Data records:
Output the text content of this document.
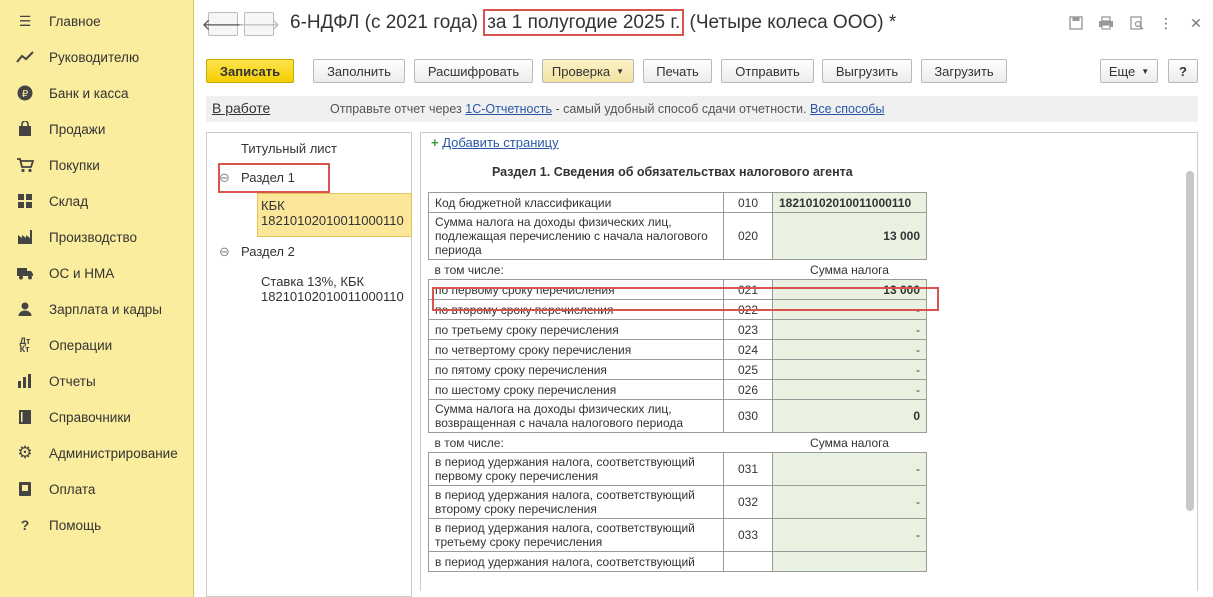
☰ Главное
Руководителю
₽ Банк и касса
Продажи
Покупки
Склад
Производство
ОС и НМА
Зарплата и кадры
Дт
Кт	Операции
Отчеты
Справочники
⚙ Администрирование
Оплата
?	Помощь
🡐
🡒 6-НДФЛ (с 2021 года) за 1 полугодие 2025 г. (Четыре колеса ООО) *	⋮ ✕
Записать	Заполнить	Расшифровать	Проверка ▼	Печать	Отправить	Выгрузить	Загрузить	Еще ▼	?
В работе	Отправьте отчет через 1С-Отчетность - самый удобный способ сдачи отчетности. Все способы
Титульный лист
⊖ Раздел 1
КБК
18210102010011000110
⊖ Раздел 2
Ставка 13%, КБК
18210102010011000110
+ Добавить страницу
Раздел 1. Сведения об обязательствах налогового агента
Код бюджетной классификации	010	18210102010011000110
Сумма налога на доходы физических лиц, подлежащая перечислению с начала налогового периода	020	13 000
в том числе:		Сумма налога
по первому сроку перечисления	021	13 000
по второму сроку перечисления	022	-
по третьему сроку перечисления	023	-
по четвертому сроку перечисления	024	-
по пятому сроку перечисления	025	-
по шестому сроку перечисления	026	-
Сумма налога на доходы физических лиц, возвращенная с начала налогового периода	030	0
в том числе:		Сумма налога
в период удержания налога, соответствующий первому сроку перечисления	031	-
в период удержания налога, соответствующий второму сроку перечисления	032	-
в период удержания налога, соответствующий третьему сроку перечисления	033	-
в период удержания налога, соответствующий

● **What you need to do**
Pictures stay out; repeat all the rest of the records exactly.

● **Result of this task**
Output the text content of this document.
☰ Главное
Руководителю
₽ Банк и касса
Продажи
Покупки
Склад
Производство
ОС и НМА
Зарплата и кадры
Дт
Кт	Операции
Отчеты
Справочники
⚙ Администрирование
Оплата
?	Помощь
🡐
🡒 6-НДФЛ (с 2021 года) за 1 полугодие 2025 г. (Четыре колеса ООО) *	⋮ ✕
Записать	Заполнить	Расшифровать	Проверка ▼	Печать	Отправить	Выгрузить	Загрузить	Еще ▼	?
В работе	Отправьте отчет через 1С-Отчетность - самый удобный способ сдачи отчетности. Все способы
Титульный лист
⊖ Раздел 1
КБК
18210102010011000110
⊖ Раздел 2
Ставка 13%, КБК
18210102010011000110
+ Добавить страницу
Раздел 1. Сведения об обязательствах налогового агента
Код бюджетной классификации	010	18210102010011000110
Сумма налога на доходы физических лиц, подлежащая перечислению с начала налогового периода	020	13 000
в том числе:		Сумма налога
по первому сроку перечисления	021	13 000
по второму сроку перечисления	022	-
по третьему сроку перечисления	023	-
по четвертому сроку перечисления	024	-
по пятому сроку перечисления	025	-
по шестому сроку перечисления	026	-
Сумма налога на доходы физических лиц, возвращенная с начала налогового периода	030	0
в том числе:		Сумма налога
в период удержания налога, соответствующий первому сроку перечисления	031	-
в период удержания налога, соответствующий второму сроку перечисления	032	-
в период удержания налога, соответствующий третьему сроку перечисления	033	-
в период удержания налога, соответствующий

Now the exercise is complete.